To be done: Extract each line of the data and write it out again exactly.

Stored data:
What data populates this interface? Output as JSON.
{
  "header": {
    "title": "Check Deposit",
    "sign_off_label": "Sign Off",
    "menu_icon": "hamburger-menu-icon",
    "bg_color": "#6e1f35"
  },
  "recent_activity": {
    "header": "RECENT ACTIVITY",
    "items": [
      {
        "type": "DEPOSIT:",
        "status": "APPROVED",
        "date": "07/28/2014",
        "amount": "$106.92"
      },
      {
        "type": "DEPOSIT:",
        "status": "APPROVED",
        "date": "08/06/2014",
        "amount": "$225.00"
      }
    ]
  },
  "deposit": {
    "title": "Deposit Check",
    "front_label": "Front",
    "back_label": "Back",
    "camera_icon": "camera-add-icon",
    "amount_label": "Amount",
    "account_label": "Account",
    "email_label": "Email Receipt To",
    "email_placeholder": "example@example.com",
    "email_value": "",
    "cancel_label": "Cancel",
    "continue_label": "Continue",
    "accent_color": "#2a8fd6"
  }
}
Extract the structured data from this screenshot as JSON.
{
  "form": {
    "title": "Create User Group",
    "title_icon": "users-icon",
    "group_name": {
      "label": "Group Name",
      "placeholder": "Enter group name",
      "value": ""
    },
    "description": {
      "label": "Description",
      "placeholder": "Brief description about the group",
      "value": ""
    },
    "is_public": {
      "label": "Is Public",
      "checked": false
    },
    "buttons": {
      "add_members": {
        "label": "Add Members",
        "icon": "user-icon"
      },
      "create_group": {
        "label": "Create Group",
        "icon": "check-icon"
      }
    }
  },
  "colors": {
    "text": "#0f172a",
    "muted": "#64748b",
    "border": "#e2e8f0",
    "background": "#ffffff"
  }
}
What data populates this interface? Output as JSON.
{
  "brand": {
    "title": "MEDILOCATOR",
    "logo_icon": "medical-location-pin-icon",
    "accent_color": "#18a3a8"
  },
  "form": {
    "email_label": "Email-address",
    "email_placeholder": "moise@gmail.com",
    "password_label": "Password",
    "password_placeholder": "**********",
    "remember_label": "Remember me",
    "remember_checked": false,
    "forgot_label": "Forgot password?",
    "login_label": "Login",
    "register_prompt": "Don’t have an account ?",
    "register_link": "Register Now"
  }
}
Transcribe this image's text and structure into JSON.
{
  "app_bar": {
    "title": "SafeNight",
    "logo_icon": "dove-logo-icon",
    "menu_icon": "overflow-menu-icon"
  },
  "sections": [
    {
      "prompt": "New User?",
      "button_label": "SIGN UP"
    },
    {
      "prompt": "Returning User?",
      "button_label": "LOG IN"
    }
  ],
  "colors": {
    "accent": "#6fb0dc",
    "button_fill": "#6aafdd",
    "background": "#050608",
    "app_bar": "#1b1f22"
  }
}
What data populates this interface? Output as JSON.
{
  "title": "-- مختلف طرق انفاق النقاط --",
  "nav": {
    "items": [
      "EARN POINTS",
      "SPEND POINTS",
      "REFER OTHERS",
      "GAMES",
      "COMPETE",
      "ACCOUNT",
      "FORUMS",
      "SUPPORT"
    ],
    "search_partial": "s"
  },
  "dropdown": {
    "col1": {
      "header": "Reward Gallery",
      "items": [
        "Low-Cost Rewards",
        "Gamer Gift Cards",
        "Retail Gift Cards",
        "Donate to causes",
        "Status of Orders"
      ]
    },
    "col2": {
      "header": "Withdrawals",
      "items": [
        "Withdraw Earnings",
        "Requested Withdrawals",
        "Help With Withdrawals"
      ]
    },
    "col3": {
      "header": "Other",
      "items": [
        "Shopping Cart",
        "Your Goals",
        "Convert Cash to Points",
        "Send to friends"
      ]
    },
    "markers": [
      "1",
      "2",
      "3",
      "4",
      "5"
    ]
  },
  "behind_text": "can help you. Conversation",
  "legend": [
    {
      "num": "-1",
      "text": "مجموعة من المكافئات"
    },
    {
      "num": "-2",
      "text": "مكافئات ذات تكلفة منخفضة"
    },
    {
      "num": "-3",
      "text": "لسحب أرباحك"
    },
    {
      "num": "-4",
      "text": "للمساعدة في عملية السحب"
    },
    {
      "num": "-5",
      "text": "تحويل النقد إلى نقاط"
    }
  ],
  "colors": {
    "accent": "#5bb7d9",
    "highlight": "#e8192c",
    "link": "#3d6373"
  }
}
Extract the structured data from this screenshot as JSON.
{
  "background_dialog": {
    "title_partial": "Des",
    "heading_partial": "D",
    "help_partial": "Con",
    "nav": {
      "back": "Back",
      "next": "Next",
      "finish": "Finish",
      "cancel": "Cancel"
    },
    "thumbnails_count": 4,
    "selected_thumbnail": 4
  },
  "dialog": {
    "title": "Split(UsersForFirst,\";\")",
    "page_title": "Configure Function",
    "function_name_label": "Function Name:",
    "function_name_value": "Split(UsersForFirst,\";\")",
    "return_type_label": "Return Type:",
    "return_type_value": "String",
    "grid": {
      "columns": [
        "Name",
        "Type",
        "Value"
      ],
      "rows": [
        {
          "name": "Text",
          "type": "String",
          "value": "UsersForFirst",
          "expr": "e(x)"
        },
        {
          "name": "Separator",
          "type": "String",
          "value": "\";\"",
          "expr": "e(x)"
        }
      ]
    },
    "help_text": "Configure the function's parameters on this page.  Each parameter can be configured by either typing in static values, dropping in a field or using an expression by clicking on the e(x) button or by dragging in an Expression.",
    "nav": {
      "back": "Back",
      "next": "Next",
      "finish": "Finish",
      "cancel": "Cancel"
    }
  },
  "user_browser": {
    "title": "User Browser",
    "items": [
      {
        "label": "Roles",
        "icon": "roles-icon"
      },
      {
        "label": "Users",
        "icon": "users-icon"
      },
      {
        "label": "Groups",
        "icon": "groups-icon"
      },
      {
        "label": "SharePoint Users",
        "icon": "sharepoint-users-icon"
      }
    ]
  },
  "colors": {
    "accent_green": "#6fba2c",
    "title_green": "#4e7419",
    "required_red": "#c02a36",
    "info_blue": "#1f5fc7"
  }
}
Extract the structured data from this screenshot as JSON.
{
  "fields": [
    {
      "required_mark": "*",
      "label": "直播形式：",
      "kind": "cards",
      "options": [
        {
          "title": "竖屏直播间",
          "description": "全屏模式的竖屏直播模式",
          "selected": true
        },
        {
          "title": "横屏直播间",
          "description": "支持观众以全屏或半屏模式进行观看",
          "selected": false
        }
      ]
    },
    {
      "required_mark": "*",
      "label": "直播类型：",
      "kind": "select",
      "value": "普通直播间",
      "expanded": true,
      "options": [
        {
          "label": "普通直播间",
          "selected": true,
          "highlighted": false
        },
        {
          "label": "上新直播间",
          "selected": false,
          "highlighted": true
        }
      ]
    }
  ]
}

Problem solution:
What data populates this interface? Output as JSON.
{
  "header": {
    "title": "Check Deposit",
    "sign_off_label": "Sign Off",
    "menu_icon": "hamburger-menu-icon",
    "bg_color": "#6e1f35"
  },
  "recent_activity": {
    "header": "RECENT ACTIVITY",
    "items": [
      {
        "type": "DEPOSIT:",
        "status": "APPROVED",
        "date": "07/28/2014",
        "amount": "$106.92"
      },
      {
        "type": "DEPOSIT:",
        "status": "APPROVED",
        "date": "08/06/2014",
        "amount": "$225.00"
      }
    ]
  },
  "deposit": {
    "title": "Deposit Check",
    "front_label": "Front",
    "back_label": "Back",
    "camera_icon": "camera-add-icon",
    "amount_label": "Amount",
    "account_label": "Account",
    "email_label": "Email Receipt To",
    "email_placeholder": "example@example.com",
    "email_value": "",
    "cancel_label": "Cancel",
    "continue_label": "Continue",
    "accent_color": "#2a8fd6"
  }
}
Extract the structured data from this screenshot as JSON.
{
  "form": {
    "title": "Create User Group",
    "title_icon": "users-icon",
    "group_name": {
      "label": "Group Name",
      "placeholder": "Enter group name",
      "value": ""
    },
    "description": {
      "label": "Description",
      "placeholder": "Brief description about the group",
      "value": ""
    },
    "is_public": {
      "label": "Is Public",
      "checked": false
    },
    "buttons": {
      "add_members": {
        "label": "Add Members",
        "icon": "user-icon"
      },
      "create_group": {
        "label": "Create Group",
        "icon": "check-icon"
      }
    }
  },
  "colors": {
    "text": "#0f172a",
    "muted": "#64748b",
    "border": "#e2e8f0",
    "background": "#ffffff"
  }
}
What data populates this interface? Output as JSON.
{
  "brand": {
    "title": "MEDILOCATOR",
    "logo_icon": "medical-location-pin-icon",
    "accent_color": "#18a3a8"
  },
  "form": {
    "email_label": "Email-address",
    "email_placeholder": "moise@gmail.com",
    "password_label": "Password",
    "password_placeholder": "**********",
    "remember_label": "Remember me",
    "remember_checked": false,
    "forgot_label": "Forgot password?",
    "login_label": "Login",
    "register_prompt": "Don’t have an account ?",
    "register_link": "Register Now"
  }
}
Transcribe this image's text and structure into JSON.
{
  "app_bar": {
    "title": "SafeNight",
    "logo_icon": "dove-logo-icon",
    "menu_icon": "overflow-menu-icon"
  },
  "sections": [
    {
      "prompt": "New User?",
      "button_label": "SIGN UP"
    },
    {
      "prompt": "Returning User?",
      "button_label": "LOG IN"
    }
  ],
  "colors": {
    "accent": "#6fb0dc",
    "button_fill": "#6aafdd",
    "background": "#050608",
    "app_bar": "#1b1f22"
  }
}
What data populates this interface? Output as JSON.
{
  "title": "-- مختلف طرق انفاق النقاط --",
  "nav": {
    "items": [
      "EARN POINTS",
      "SPEND POINTS",
      "REFER OTHERS",
      "GAMES",
      "COMPETE",
      "ACCOUNT",
      "FORUMS",
      "SUPPORT"
    ],
    "search_partial": "s"
  },
  "dropdown": {
    "col1": {
      "header": "Reward Gallery",
      "items": [
        "Low-Cost Rewards",
        "Gamer Gift Cards",
        "Retail Gift Cards",
        "Donate to causes",
        "Status of Orders"
      ]
    },
    "col2": {
      "header": "Withdrawals",
      "items": [
        "Withdraw Earnings",
        "Requested Withdrawals",
        "Help With Withdrawals"
      ]
    },
    "col3": {
      "header": "Other",
      "items": [
        "Shopping Cart",
        "Your Goals",
        "Convert Cash to Points",
        "Send to friends"
      ]
    },
    "markers": [
      "1",
      "2",
      "3",
      "4",
      "5"
    ]
  },
  "behind_text": "can help you. Conversation",
  "legend": [
    {
      "num": "-1",
      "text": "مجموعة من المكافئات"
    },
    {
      "num": "-2",
      "text": "مكافئات ذات تكلفة منخفضة"
    },
    {
      "num": "-3",
      "text": "لسحب أرباحك"
    },
    {
      "num": "-4",
      "text": "للمساعدة في عملية السحب"
    },
    {
      "num": "-5",
      "text": "تحويل النقد إلى نقاط"
    }
  ],
  "colors": {
    "accent": "#5bb7d9",
    "highlight": "#e8192c",
    "link": "#3d6373"
  }
}
Extract the structured data from this screenshot as JSON.
{
  "background_dialog": {
    "title_partial": "Des",
    "heading_partial": "D",
    "help_partial": "Con",
    "nav": {
      "back": "Back",
      "next": "Next",
      "finish": "Finish",
      "cancel": "Cancel"
    },
    "thumbnails_count": 4,
    "selected_thumbnail": 4
  },
  "dialog": {
    "title": "Split(UsersForFirst,\";\")",
    "page_title": "Configure Function",
    "function_name_label": "Function Name:",
    "function_name_value": "Split(UsersForFirst,\";\")",
    "return_type_label": "Return Type:",
    "return_type_value": "String",
    "grid": {
      "columns": [
        "Name",
        "Type",
        "Value"
      ],
      "rows": [
        {
          "name": "Text",
          "type": "String",
          "value": "UsersForFirst",
          "expr": "e(x)"
        },
        {
          "name": "Separator",
          "type": "String",
          "value": "\";\"",
          "expr": "e(x)"
        }
      ]
    },
    "help_text": "Configure the function's parameters on this page.  Each parameter can be configured by either typing in static values, dropping in a field or using an expression by clicking on the e(x) button or by dragging in an Expression.",
    "nav": {
      "back": "Back",
      "next": "Next",
      "finish": "Finish",
      "cancel": "Cancel"
    }
  },
  "user_browser": {
    "title": "User Browser",
    "items": [
      {
        "label": "Roles",
        "icon": "roles-icon"
      },
      {
        "label": "Users",
        "icon": "users-icon"
      },
      {
        "label": "Groups",
        "icon": "groups-icon"
      },
      {
        "label": "SharePoint Users",
        "icon": "sharepoint-users-icon"
      }
    ]
  },
  "colors": {
    "accent_green": "#6fba2c",
    "title_green": "#4e7419",
    "required_red": "#c02a36",
    "info_blue": "#1f5fc7"
  }
}
Extract the structured data from this screenshot as JSON.
{
  "fields": [
    {
      "required_mark": "*",
      "label": "直播形式：",
      "kind": "cards",
      "options": [
        {
          "title": "竖屏直播间",
          "description": "全屏模式的竖屏直播模式",
          "selected": true
        },
        {
          "title": "横屏直播间",
          "description": "支持观众以全屏或半屏模式进行观看",
          "selected": false
        }
      ]
    },
    {
      "required_mark": "*",
      "label": "直播类型：",
      "kind": "select",
      "value": "普通直播间",
      "expanded": true,
      "options": [
        {
          "label": "普通直播间",
          "selected": true,
          "highlighted": false
        },
        {
          "label": "上新直播间",
          "selected": false,
          "highlighted": true
        }
      ]
    }
  ]
}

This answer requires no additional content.